Consignes:
A) Relevez tous les noms de personnes qui apparaissent dans l'extrait sur Chaumont.
B) D'après l'extrait sur Chaumont, vers quoi tend la théorie proustienne du signe selon G. Genette ?
C) Reproduisez le passage de l'extrait sur Chaumont depuis « D’ailleurs, un mot » jusqu'à « (AD ; IV, 118) » inclus.

D’ailleurs, un mot n’avait même pas besoin, comme Chaumont (et même une syllabe commune à deux noms différents suffisaient à ma mémoire − [...] − pour rétablir le contact entre Albertine et mon cœur) de se rapporter à un soupçon pour qu’il le réveillât, pour être le mot de passe, le magique Sésame [...] Mais par quelque chemin que je fusse arrivé à Chaumont, à ce moment j’étais frappé d’un choc si cruel que dès lors je pensais bien plus à me garer contre la douleur qu’à lui demander des souvenirs. (AD ; IV, 118)

Au même titre que tel phème, tel phonème, ou telle syllabe, Chaumont n’agit pas ici comme signe complet, mais comme partie de signifiant, ou mieux comme phénomène sonore brut : la chaîne phonique fouette le sujet avec la même instantanéité que toute autre sensation, bien avant qu’une acception quelconque lui soit donnée ou reconnue par la raison linguistique. J’en veux pour preuve l’insistance que met le narrateur à préciser :

1) qu’une « syllabe commune » à deux mots suffit à galvaniser la mémoire, sans même attendre, ni exiger, que le signe complet soit produit ;
2) que n’être jamais allé à Chaumont, ne pas connaître cet endroit, n’avoir même jamais entendu ce nom, en un mot ignorer totalement et le signe et son référent (le lieu dit Chaumont), signifie pour le narrateur ne disposer ni dans sa mémoire culturelle ni dans son imaginaire, du moindre signifié à allouer au signifiant /Chaumont/ – selon la théorie proustienne du signe qui tend, comme l’a montré G. Genette, à confondre le signifié et le référent21 ;
3) avant-courrier du signe, le phonème en sa fonction d’amorce retrouve momentanément sa nature première de son, de simple onde acoustique ; et cette échappée du signifiant en avant du signifié est figurée par les vitesses comparées de l’éclair et du tonnerre :

Quelques instants aprèsle choc, l’intelligence qui, comme le bruit du tonnerre, ne voyage pas aussi vite, m’en apportait la raison. Chaumont m’avait fait penser aux Buttes-Chaumont où Mme Bontemps m’avait dit qu’Andrée allait souvent avec Albertine, tandis qu’Albertine m’avait dit n’avoir jamais vu les Buttes-Chaumont. (AD ; IV, 123-4)

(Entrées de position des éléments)
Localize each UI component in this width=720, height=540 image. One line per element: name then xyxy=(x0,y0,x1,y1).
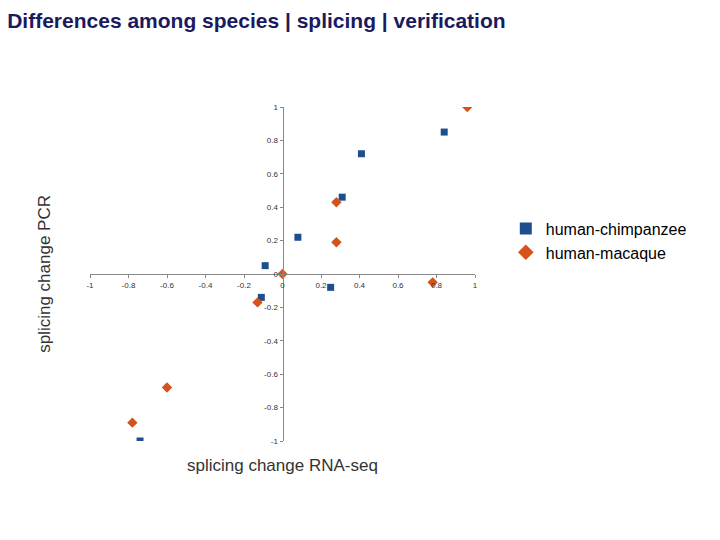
svg-text:-1: -1 xyxy=(86,281,94,290)
svg-text:splicing change RNA-seq: splicing change RNA-seq xyxy=(187,456,378,475)
svg-text:-0.2: -0.2 xyxy=(264,303,278,312)
svg-text:1: 1 xyxy=(273,103,278,112)
svg-text:Differences among species | sp: Differences among species | splicing | v… xyxy=(7,9,505,32)
svg-text:0.8: 0.8 xyxy=(431,281,443,290)
svg-text:-0.6: -0.6 xyxy=(160,281,174,290)
svg-text:-1: -1 xyxy=(271,437,279,446)
svg-text:-0.4: -0.4 xyxy=(264,337,278,346)
svg-text:-0.6: -0.6 xyxy=(264,370,278,379)
svg-text:0.2: 0.2 xyxy=(315,281,327,290)
svg-text:-0.2: -0.2 xyxy=(237,281,251,290)
svg-text:0.4: 0.4 xyxy=(354,281,366,290)
svg-text:-0.4: -0.4 xyxy=(199,281,213,290)
svg-text:human-chimpanzee: human-chimpanzee xyxy=(546,221,687,238)
svg-text:0.6: 0.6 xyxy=(392,281,404,290)
svg-text:0.4: 0.4 xyxy=(267,203,279,212)
svg-text:0: 0 xyxy=(280,281,285,290)
svg-text:1: 1 xyxy=(473,281,478,290)
svg-text:-0.8: -0.8 xyxy=(264,403,278,412)
svg-text:0.8: 0.8 xyxy=(267,136,279,145)
svg-text:human-macaque: human-macaque xyxy=(546,245,666,262)
svg-text:0.6: 0.6 xyxy=(267,170,279,179)
svg-text:0: 0 xyxy=(273,270,278,279)
svg-text:0.2: 0.2 xyxy=(267,236,279,245)
svg-text:-0.8: -0.8 xyxy=(122,281,136,290)
svg-text:splicing change PCR: splicing change PCR xyxy=(35,195,54,353)
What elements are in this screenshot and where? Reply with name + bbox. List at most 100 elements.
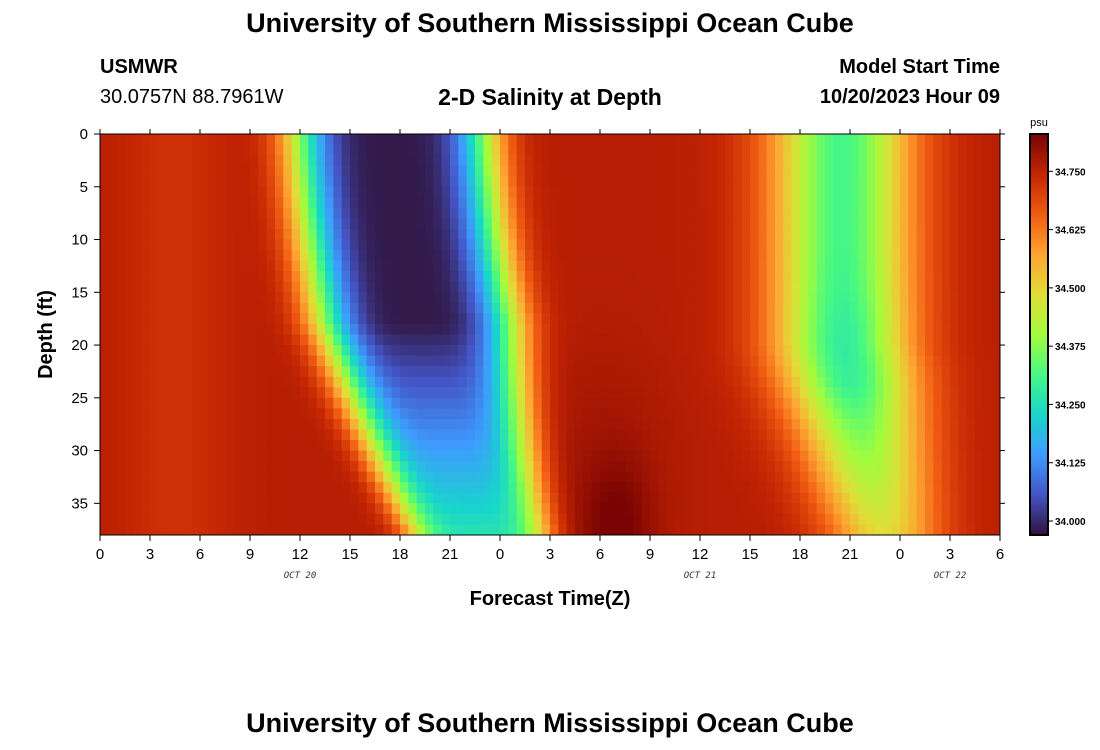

Réponses:
A) Albertine, Mme Bontemps, Andrée, G. Genette

B) Elle tend à confondre le signifié et le référent.

C)
D’ailleurs, un mot n’avait même pas besoin, comme Chaumont (et même une syllabe commune à deux noms différents suffisaient à ma mémoire − [...] − pour rétablir le contact entre Albertine et mon cœur) de se rapporter à un soupçon pour qu’il le réveillât, pour être le mot de passe, le magique Sésame [...] Mais par quelque chemin que je fusse arrivé à Chaumont, à ce moment j’étais frappé d’un choc si cruel que dès lors je pensais bien plus à me garer contre la douleur qu’à lui demander des souvenirs. (AD ; IV, 118)